## Start Given data

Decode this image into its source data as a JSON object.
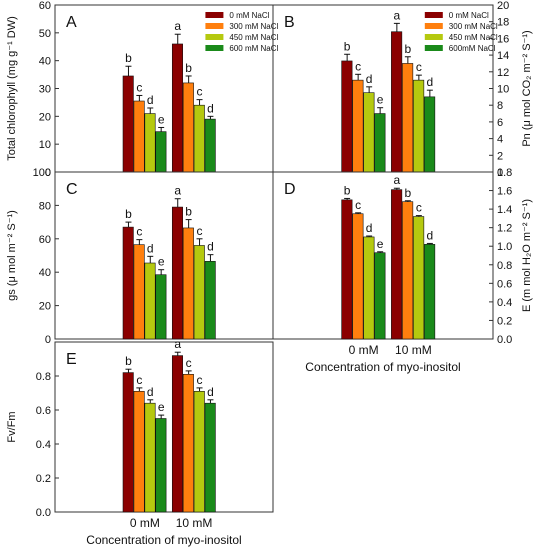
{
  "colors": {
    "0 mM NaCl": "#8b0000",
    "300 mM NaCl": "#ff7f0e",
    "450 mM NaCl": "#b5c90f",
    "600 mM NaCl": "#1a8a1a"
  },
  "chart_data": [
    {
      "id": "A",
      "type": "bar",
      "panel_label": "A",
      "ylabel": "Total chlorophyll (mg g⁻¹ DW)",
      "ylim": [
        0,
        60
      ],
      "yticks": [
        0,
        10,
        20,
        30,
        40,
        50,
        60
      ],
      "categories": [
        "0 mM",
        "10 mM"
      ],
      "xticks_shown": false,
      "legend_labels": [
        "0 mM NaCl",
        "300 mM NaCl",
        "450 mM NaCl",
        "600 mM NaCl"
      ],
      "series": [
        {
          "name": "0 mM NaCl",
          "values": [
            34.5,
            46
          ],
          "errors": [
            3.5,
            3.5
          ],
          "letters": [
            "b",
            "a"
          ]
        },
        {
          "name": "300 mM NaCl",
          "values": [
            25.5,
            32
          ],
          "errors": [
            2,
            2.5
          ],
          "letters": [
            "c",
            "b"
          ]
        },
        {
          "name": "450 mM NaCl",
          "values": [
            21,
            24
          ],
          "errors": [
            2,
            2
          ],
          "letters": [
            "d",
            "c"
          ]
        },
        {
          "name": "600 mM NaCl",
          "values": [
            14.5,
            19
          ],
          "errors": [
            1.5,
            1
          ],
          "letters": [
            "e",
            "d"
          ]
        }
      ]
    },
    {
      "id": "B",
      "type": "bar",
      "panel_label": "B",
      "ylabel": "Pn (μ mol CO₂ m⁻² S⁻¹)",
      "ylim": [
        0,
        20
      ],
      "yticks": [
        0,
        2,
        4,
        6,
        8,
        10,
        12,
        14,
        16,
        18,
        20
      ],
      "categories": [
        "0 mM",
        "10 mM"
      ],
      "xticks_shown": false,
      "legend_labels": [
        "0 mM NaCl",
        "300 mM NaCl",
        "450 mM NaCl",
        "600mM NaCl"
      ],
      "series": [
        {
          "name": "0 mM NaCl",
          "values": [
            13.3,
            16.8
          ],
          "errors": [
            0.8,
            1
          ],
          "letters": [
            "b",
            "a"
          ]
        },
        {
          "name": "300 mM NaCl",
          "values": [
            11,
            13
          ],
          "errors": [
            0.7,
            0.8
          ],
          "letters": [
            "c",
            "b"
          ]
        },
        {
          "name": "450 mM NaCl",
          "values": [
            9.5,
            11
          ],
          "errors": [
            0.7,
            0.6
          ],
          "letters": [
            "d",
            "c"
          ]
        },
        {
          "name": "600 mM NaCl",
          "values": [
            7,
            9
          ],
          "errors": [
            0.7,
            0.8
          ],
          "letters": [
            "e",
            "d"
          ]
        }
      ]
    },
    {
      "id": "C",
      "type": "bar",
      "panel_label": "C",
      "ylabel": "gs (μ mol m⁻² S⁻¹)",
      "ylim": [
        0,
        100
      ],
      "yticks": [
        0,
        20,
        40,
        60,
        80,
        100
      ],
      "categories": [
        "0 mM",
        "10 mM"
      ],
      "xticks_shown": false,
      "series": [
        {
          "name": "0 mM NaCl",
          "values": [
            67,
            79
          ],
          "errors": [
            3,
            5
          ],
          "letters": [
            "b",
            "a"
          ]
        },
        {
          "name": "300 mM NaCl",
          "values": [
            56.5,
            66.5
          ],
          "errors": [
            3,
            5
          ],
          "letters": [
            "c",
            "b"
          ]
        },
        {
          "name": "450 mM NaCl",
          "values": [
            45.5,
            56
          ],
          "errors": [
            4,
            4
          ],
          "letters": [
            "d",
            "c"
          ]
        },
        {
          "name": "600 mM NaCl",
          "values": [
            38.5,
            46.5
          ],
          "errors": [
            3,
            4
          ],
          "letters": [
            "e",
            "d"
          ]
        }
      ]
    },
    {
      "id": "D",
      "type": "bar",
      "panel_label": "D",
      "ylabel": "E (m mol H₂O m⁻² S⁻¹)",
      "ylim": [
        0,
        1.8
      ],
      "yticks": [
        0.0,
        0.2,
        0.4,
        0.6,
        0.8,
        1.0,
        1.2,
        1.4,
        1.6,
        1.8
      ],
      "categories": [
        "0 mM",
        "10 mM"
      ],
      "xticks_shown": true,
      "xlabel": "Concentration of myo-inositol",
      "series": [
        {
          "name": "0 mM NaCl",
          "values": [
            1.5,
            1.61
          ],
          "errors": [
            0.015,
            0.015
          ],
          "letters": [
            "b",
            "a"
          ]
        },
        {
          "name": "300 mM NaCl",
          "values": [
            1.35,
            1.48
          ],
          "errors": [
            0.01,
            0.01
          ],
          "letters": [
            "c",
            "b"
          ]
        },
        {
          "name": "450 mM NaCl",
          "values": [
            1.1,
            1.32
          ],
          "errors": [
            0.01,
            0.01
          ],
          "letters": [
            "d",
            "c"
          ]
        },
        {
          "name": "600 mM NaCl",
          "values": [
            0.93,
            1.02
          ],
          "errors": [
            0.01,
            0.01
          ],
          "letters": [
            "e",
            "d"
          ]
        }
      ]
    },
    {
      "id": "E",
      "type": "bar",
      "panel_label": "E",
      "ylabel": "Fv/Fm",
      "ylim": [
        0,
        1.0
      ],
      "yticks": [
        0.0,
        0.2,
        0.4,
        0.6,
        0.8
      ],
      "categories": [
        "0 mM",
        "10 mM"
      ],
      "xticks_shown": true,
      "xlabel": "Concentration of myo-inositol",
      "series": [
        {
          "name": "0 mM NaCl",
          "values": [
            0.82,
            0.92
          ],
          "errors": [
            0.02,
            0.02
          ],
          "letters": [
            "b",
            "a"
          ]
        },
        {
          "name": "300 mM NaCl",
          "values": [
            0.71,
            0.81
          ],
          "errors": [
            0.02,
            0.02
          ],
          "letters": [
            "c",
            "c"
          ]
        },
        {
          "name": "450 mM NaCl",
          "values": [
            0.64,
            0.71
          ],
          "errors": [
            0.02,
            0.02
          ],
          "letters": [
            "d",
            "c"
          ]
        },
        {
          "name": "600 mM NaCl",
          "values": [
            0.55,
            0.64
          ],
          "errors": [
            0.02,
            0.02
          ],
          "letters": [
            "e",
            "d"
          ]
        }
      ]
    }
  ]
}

## End Given data

Task:
Except for the pictures, reproduce every line exactly.

Full response:
Decode this image into its source data as a JSON object.
{
  "colors": {
    "0 mM NaCl": "#8b0000",
    "300 mM NaCl": "#ff7f0e",
    "450 mM NaCl": "#b5c90f",
    "600 mM NaCl": "#1a8a1a"
  },
  "chart_data": [
    {
      "id": "A",
      "type": "bar",
      "panel_label": "A",
      "ylabel": "Total chlorophyll (mg g⁻¹ DW)",
      "ylim": [
        0,
        60
      ],
      "yticks": [
        0,
        10,
        20,
        30,
        40,
        50,
        60
      ],
      "categories": [
        "0 mM",
        "10 mM"
      ],
      "xticks_shown": false,
      "legend_labels": [
        "0 mM NaCl",
        "300 mM NaCl",
        "450 mM NaCl",
        "600 mM NaCl"
      ],
      "series": [
        {
          "name": "0 mM NaCl",
          "values": [
            34.5,
            46
          ],
          "errors": [
            3.5,
            3.5
          ],
          "letters": [
            "b",
            "a"
          ]
        },
        {
          "name": "300 mM NaCl",
          "values": [
            25.5,
            32
          ],
          "errors": [
            2,
            2.5
          ],
          "letters": [
            "c",
            "b"
          ]
        },
        {
          "name": "450 mM NaCl",
          "values": [
            21,
            24
          ],
          "errors": [
            2,
            2
          ],
          "letters": [
            "d",
            "c"
          ]
        },
        {
          "name": "600 mM NaCl",
          "values": [
            14.5,
            19
          ],
          "errors": [
            1.5,
            1
          ],
          "letters": [
            "e",
            "d"
          ]
        }
      ]
    },
    {
      "id": "B",
      "type": "bar",
      "panel_label": "B",
      "ylabel": "Pn (μ mol CO₂ m⁻² S⁻¹)",
      "ylim": [
        0,
        20
      ],
      "yticks": [
        0,
        2,
        4,
        6,
        8,
        10,
        12,
        14,
        16,
        18,
        20
      ],
      "categories": [
        "0 mM",
        "10 mM"
      ],
      "xticks_shown": false,
      "legend_labels": [
        "0 mM NaCl",
        "300 mM NaCl",
        "450 mM NaCl",
        "600mM NaCl"
      ],
      "series": [
        {
          "name": "0 mM NaCl",
          "values": [
            13.3,
            16.8
          ],
          "errors": [
            0.8,
            1
          ],
          "letters": [
            "b",
            "a"
          ]
        },
        {
          "name": "300 mM NaCl",
          "values": [
            11,
            13
          ],
          "errors": [
            0.7,
            0.8
          ],
          "letters": [
            "c",
            "b"
          ]
        },
        {
          "name": "450 mM NaCl",
          "values": [
            9.5,
            11
          ],
          "errors": [
            0.7,
            0.6
          ],
          "letters": [
            "d",
            "c"
          ]
        },
        {
          "name": "600 mM NaCl",
          "values": [
            7,
            9
          ],
          "errors": [
            0.7,
            0.8
          ],
          "letters": [
            "e",
            "d"
          ]
        }
      ]
    },
    {
      "id": "C",
      "type": "bar",
      "panel_label": "C",
      "ylabel": "gs (μ mol m⁻² S⁻¹)",
      "ylim": [
        0,
        100
      ],
      "yticks": [
        0,
        20,
        40,
        60,
        80,
        100
      ],
      "categories": [
        "0 mM",
        "10 mM"
      ],
      "xticks_shown": false,
      "series": [
        {
          "name": "0 mM NaCl",
          "values": [
            67,
            79
          ],
          "errors": [
            3,
            5
          ],
          "letters": [
            "b",
            "a"
          ]
        },
        {
          "name": "300 mM NaCl",
          "values": [
            56.5,
            66.5
          ],
          "errors": [
            3,
            5
          ],
          "letters": [
            "c",
            "b"
          ]
        },
        {
          "name": "450 mM NaCl",
          "values": [
            45.5,
            56
          ],
          "errors": [
            4,
            4
          ],
          "letters": [
            "d",
            "c"
          ]
        },
        {
          "name": "600 mM NaCl",
          "values": [
            38.5,
            46.5
          ],
          "errors": [
            3,
            4
          ],
          "letters": [
            "e",
            "d"
          ]
        }
      ]
    },
    {
      "id": "D",
      "type": "bar",
      "panel_label": "D",
      "ylabel": "E (m mol H₂O m⁻² S⁻¹)",
      "ylim": [
        0,
        1.8
      ],
      "yticks": [
        0.0,
        0.2,
        0.4,
        0.6,
        0.8,
        1.0,
        1.2,
        1.4,
        1.6,
        1.8
      ],
      "categories": [
        "0 mM",
        "10 mM"
      ],
      "xticks_shown": true,
      "xlabel": "Concentration of myo-inositol",
      "series": [
        {
          "name": "0 mM NaCl",
          "values": [
            1.5,
            1.61
          ],
          "errors": [
            0.015,
            0.015
          ],
          "letters": [
            "b",
            "a"
          ]
        },
        {
          "name": "300 mM NaCl",
          "values": [
            1.35,
            1.48
          ],
          "errors": [
            0.01,
            0.01
          ],
          "letters": [
            "c",
            "b"
          ]
        },
        {
          "name": "450 mM NaCl",
          "values": [
            1.1,
            1.32
          ],
          "errors": [
            0.01,
            0.01
          ],
          "letters": [
            "d",
            "c"
          ]
        },
        {
          "name": "600 mM NaCl",
          "values": [
            0.93,
            1.02
          ],
          "errors": [
            0.01,
            0.01
          ],
          "letters": [
            "e",
            "d"
          ]
        }
      ]
    },
    {
      "id": "E",
      "type": "bar",
      "panel_label": "E",
      "ylabel": "Fv/Fm",
      "ylim": [
        0,
        1.0
      ],
      "yticks": [
        0.0,
        0.2,
        0.4,
        0.6,
        0.8
      ],
      "categories": [
        "0 mM",
        "10 mM"
      ],
      "xticks_shown": true,
      "xlabel": "Concentration of myo-inositol",
      "series": [
        {
          "name": "0 mM NaCl",
          "values": [
            0.82,
            0.92
          ],
          "errors": [
            0.02,
            0.02
          ],
          "letters": [
            "b",
            "a"
          ]
        },
        {
          "name": "300 mM NaCl",
          "values": [
            0.71,
            0.81
          ],
          "errors": [
            0.02,
            0.02
          ],
          "letters": [
            "c",
            "c"
          ]
        },
        {
          "name": "450 mM NaCl",
          "values": [
            0.64,
            0.71
          ],
          "errors": [
            0.02,
            0.02
          ],
          "letters": [
            "d",
            "c"
          ]
        },
        {
          "name": "600 mM NaCl",
          "values": [
            0.55,
            0.64
          ],
          "errors": [
            0.02,
            0.02
          ],
          "letters": [
            "e",
            "d"
          ]
        }
      ]
    }
  ]
}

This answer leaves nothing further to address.